>> BEGIN Given records
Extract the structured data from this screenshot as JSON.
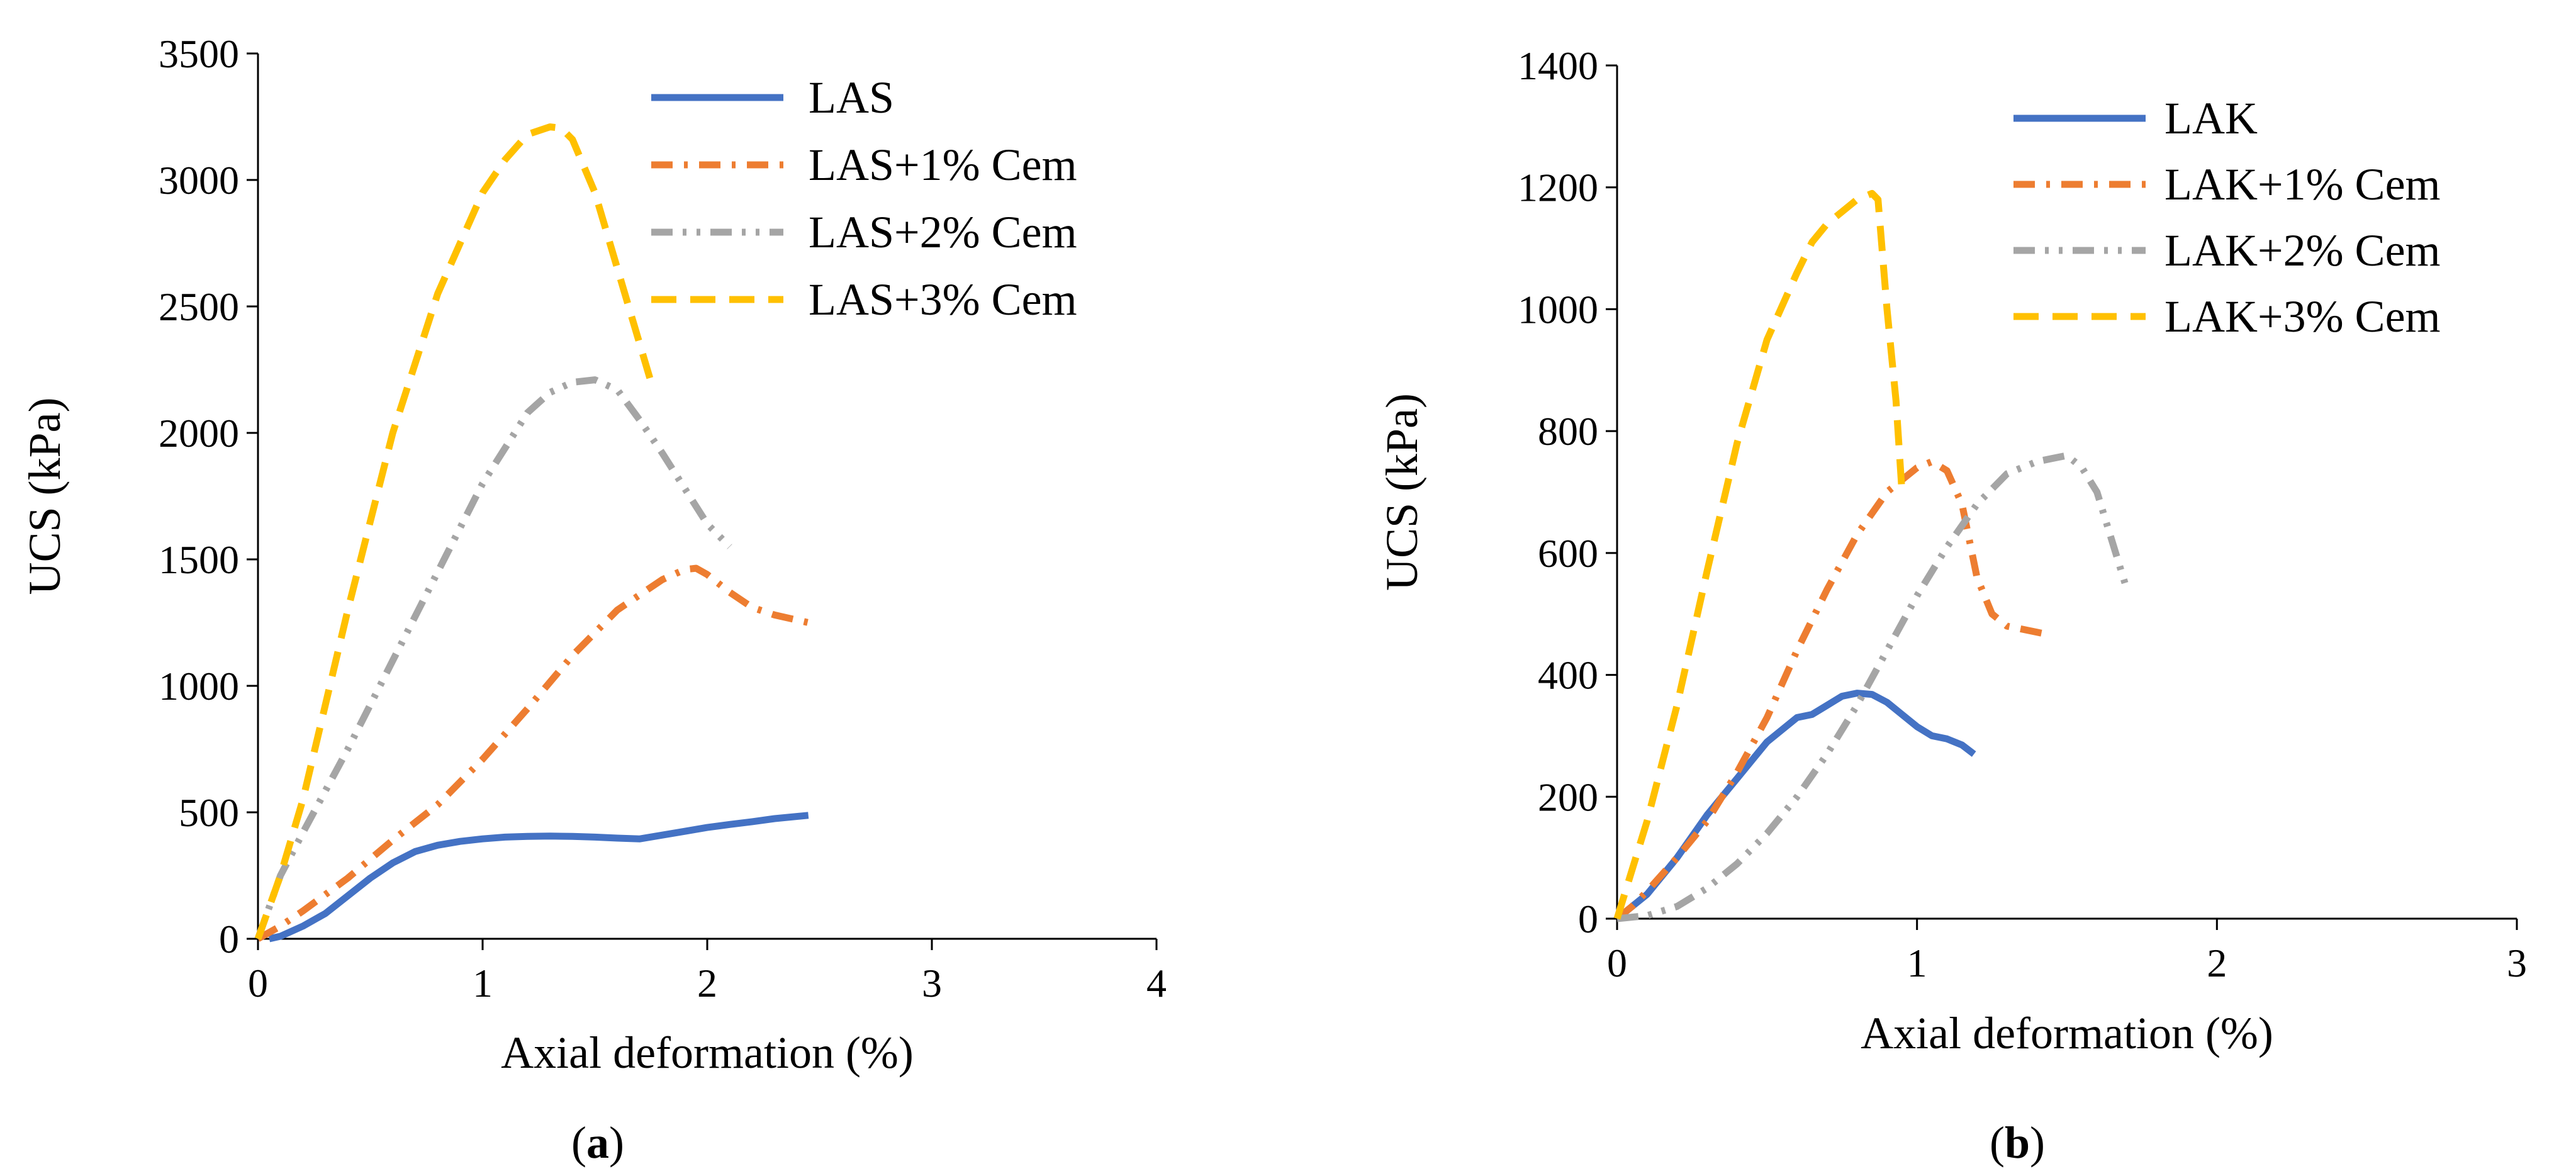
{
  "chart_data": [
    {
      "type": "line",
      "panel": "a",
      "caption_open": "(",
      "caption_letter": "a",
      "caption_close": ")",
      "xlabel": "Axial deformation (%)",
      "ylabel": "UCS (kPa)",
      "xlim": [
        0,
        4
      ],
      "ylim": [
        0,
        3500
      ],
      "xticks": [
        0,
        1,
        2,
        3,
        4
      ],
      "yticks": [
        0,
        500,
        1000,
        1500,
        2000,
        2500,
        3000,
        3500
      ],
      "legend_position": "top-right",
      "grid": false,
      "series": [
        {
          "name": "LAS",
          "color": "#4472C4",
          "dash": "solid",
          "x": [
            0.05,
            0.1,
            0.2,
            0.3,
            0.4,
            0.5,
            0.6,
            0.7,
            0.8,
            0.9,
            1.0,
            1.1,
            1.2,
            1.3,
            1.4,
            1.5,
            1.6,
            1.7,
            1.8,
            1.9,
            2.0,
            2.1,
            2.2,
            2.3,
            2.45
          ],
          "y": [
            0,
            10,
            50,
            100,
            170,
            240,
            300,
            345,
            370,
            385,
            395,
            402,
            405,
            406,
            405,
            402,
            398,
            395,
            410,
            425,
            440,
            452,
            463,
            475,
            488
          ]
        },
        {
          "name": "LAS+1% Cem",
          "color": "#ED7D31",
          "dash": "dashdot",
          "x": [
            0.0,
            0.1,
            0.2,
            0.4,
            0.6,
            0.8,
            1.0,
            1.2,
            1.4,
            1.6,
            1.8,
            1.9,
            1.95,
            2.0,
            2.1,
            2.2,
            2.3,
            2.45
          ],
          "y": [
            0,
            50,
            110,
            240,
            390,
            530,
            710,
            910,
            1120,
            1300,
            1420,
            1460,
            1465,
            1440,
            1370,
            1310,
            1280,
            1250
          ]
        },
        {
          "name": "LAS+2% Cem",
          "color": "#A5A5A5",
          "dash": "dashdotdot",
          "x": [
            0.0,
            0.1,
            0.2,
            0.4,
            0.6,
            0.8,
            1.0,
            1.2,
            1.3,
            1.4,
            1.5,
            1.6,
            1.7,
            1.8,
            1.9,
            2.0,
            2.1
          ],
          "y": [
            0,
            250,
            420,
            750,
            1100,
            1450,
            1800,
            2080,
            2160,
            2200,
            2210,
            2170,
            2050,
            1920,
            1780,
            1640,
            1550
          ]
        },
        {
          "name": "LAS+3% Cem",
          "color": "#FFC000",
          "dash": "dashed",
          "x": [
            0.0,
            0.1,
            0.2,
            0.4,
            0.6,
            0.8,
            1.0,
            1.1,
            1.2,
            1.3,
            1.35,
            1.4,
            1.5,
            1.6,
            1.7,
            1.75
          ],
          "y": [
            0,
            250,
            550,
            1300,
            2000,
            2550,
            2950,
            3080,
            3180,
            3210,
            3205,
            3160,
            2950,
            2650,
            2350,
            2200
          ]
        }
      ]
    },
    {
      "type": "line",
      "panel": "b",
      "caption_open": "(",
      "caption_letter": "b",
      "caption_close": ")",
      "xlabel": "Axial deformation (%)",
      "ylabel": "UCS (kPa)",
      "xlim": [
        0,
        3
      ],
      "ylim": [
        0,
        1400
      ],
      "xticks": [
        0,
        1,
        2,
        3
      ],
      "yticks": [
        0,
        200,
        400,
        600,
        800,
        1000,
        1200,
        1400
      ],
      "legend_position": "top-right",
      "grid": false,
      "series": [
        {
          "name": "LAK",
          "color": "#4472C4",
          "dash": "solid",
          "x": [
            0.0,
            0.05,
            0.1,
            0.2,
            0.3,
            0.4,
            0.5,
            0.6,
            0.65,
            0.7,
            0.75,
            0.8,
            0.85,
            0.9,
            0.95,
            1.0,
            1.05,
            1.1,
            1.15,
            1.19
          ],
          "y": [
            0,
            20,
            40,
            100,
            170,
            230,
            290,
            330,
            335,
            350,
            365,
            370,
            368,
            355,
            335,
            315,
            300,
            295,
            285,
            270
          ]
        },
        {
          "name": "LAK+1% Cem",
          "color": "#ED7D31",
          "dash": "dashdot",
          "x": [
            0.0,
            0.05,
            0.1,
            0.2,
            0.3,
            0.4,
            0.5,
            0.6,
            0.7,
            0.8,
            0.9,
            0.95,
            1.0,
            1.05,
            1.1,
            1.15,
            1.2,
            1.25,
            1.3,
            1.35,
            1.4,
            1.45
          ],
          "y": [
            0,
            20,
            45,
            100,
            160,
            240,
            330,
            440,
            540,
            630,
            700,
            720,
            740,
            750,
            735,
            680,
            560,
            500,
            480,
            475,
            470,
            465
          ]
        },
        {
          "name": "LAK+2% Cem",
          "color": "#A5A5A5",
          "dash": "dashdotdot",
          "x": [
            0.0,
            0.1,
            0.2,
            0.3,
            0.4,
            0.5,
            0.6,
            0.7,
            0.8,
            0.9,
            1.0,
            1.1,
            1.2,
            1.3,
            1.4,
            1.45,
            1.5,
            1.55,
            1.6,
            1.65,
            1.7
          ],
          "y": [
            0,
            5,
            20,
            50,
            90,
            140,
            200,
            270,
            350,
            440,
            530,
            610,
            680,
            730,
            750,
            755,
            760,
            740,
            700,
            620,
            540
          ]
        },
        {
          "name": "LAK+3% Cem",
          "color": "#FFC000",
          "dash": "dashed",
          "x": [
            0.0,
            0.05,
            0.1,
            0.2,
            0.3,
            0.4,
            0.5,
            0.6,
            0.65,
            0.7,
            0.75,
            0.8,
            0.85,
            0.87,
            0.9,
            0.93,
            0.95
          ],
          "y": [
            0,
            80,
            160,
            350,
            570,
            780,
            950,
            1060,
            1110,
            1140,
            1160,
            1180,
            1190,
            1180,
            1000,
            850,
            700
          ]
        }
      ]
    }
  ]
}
>> END Given records
>> BEGIN Given records
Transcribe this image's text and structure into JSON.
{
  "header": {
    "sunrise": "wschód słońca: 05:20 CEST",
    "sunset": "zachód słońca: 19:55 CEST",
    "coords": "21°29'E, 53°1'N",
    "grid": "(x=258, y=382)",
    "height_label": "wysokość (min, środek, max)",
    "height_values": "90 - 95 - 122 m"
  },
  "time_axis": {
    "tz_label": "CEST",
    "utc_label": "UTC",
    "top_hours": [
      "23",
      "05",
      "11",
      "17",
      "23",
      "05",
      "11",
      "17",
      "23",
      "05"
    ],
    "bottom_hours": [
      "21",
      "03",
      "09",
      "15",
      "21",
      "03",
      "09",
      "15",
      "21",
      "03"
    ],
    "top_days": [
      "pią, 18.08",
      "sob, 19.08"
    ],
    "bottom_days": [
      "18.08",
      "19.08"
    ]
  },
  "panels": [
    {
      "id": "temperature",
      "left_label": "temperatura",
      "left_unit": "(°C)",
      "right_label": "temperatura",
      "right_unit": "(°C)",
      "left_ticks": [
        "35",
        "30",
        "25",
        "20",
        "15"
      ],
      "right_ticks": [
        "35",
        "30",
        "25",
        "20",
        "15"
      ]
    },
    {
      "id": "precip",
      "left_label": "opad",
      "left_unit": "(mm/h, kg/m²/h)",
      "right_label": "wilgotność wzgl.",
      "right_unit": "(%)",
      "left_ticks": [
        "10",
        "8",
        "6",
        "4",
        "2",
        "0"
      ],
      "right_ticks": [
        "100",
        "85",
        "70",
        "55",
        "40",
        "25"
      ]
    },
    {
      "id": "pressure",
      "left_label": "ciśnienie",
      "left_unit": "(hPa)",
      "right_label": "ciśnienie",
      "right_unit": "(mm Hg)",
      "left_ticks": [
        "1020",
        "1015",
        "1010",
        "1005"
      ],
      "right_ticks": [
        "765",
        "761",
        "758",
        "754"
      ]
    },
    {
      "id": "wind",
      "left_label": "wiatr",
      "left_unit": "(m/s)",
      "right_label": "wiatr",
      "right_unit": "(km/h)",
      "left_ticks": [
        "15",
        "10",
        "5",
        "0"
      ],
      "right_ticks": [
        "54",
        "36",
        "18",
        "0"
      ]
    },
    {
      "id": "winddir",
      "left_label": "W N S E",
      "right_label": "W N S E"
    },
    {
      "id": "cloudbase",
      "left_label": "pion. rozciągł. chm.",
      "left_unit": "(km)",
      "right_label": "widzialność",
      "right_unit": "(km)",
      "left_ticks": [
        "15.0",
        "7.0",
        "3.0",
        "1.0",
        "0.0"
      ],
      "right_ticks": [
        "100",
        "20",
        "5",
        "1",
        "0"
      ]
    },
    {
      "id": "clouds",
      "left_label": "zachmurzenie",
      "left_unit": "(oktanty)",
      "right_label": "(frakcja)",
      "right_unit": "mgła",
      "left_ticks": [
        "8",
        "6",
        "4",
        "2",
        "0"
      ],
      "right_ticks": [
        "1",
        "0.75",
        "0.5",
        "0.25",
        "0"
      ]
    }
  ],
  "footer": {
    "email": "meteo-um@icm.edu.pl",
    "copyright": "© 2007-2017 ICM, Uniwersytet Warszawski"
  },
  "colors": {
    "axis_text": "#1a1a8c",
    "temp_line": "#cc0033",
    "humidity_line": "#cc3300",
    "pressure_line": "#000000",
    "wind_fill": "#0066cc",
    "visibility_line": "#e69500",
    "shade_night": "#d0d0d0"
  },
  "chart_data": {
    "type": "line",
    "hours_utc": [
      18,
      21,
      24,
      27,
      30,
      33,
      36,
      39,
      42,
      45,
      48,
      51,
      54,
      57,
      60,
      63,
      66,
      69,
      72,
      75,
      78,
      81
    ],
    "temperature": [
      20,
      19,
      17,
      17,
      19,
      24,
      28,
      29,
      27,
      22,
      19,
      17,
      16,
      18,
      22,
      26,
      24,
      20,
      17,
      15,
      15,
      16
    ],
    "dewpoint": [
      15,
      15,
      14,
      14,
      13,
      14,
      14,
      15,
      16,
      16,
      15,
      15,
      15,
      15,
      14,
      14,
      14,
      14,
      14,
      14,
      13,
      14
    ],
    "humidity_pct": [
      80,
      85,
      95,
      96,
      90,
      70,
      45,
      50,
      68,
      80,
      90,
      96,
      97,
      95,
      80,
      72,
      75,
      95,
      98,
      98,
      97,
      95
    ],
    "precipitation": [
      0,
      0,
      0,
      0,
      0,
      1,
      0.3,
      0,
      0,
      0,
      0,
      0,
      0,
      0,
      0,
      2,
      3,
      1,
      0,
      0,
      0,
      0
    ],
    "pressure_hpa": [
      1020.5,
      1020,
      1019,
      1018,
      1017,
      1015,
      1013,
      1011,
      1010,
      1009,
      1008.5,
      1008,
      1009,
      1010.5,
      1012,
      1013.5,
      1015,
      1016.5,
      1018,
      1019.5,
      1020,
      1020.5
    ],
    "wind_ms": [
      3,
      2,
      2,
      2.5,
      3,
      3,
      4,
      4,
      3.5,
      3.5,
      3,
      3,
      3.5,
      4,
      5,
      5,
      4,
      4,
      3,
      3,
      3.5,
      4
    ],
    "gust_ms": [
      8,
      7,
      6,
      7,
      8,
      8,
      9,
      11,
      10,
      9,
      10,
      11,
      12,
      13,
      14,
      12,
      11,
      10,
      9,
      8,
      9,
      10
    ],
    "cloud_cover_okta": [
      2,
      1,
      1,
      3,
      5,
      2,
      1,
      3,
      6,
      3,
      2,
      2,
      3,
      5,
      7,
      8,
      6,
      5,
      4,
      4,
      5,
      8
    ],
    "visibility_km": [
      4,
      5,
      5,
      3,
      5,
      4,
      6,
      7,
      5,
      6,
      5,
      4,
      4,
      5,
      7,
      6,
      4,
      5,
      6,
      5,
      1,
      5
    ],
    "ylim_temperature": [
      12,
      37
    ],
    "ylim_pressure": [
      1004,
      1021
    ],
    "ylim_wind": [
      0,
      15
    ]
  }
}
>> END Given records
>> BEGIN Given records
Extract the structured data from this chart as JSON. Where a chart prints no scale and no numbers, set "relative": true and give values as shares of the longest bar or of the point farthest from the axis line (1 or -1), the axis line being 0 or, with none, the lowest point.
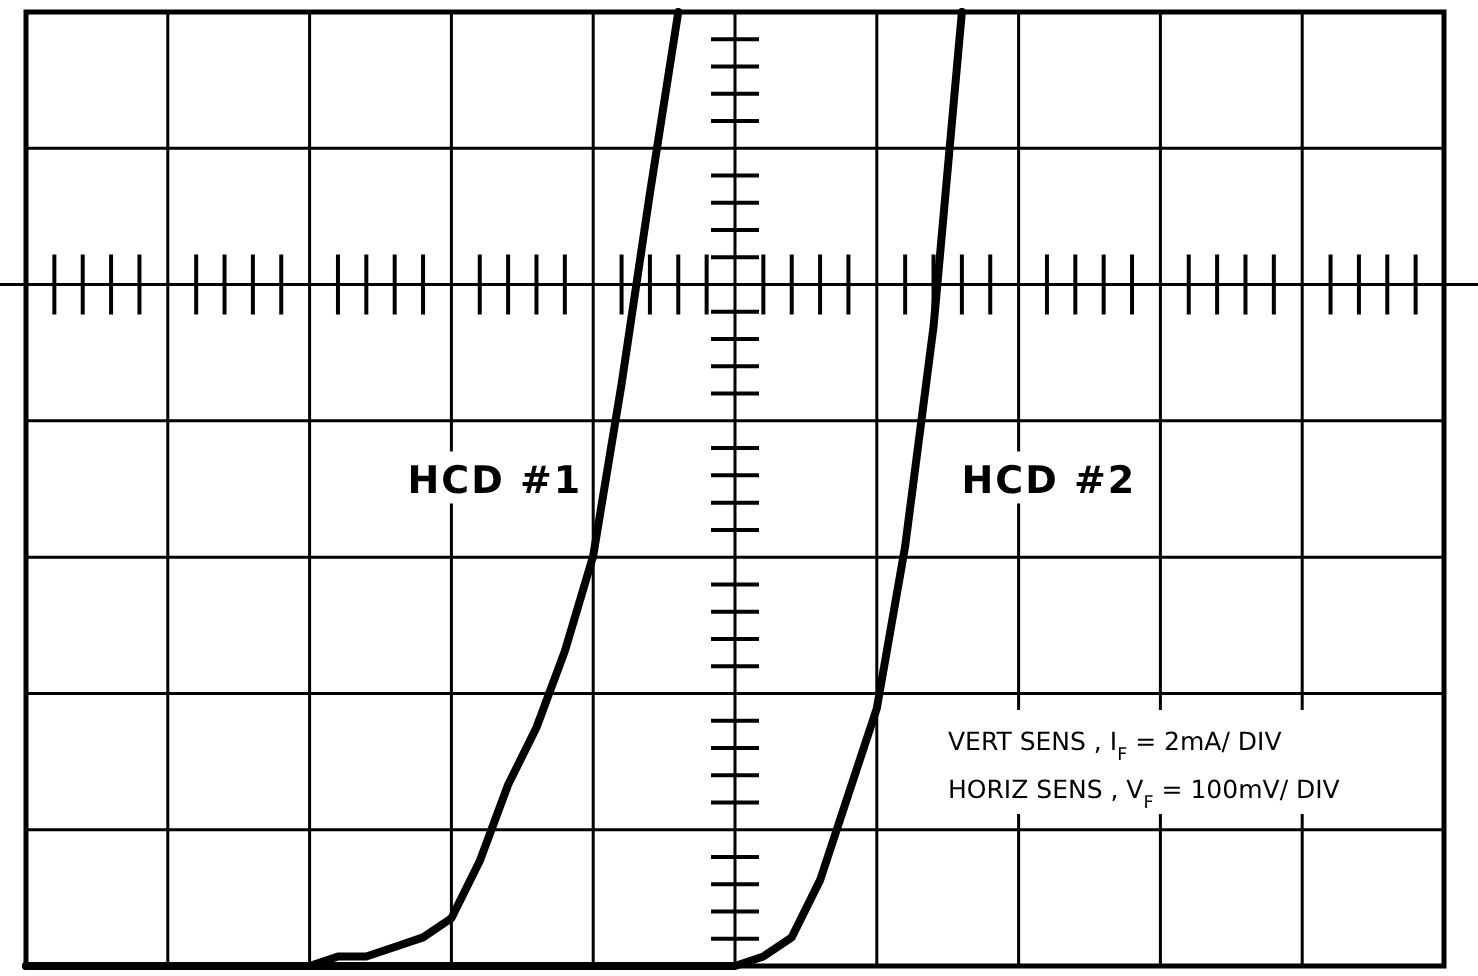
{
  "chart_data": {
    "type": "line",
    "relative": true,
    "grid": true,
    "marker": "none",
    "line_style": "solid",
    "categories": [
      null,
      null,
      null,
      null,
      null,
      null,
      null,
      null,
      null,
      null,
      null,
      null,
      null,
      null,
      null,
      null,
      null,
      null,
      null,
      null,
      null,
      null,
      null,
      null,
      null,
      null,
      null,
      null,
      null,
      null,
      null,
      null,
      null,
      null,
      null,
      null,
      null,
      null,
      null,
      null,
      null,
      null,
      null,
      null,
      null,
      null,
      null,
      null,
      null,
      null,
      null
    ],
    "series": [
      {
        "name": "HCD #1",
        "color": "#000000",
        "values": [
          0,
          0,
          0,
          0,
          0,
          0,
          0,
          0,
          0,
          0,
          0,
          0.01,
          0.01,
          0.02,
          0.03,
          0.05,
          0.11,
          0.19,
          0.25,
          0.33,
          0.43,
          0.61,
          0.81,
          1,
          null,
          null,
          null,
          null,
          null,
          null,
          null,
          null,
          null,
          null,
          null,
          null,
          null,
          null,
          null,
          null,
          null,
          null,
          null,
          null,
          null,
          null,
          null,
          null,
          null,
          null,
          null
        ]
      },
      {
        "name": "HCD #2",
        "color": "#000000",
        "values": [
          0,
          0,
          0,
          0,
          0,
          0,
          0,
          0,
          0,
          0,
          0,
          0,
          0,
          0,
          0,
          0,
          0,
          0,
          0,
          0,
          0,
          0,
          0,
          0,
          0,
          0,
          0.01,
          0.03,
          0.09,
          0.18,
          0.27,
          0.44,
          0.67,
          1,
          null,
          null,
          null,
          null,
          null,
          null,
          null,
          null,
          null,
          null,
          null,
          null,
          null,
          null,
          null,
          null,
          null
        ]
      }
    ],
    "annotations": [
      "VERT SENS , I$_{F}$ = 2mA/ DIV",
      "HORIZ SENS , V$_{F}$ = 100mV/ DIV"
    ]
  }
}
>> END Given records
Task instructions:
Report all lines of the data that include the word "JSON".

Result of the task:
Extract the structured data from this screenshot as JSON.
Transcribe this image's text and structure into JSON.
Extract the structured data from this chart as JSON. Where a chart prints no scale and no numbers, set "relative": true and give values as shares of the longest bar or of the point farthest from the axis line (1 or -1), the axis line being 0 or, with none, the lowest point.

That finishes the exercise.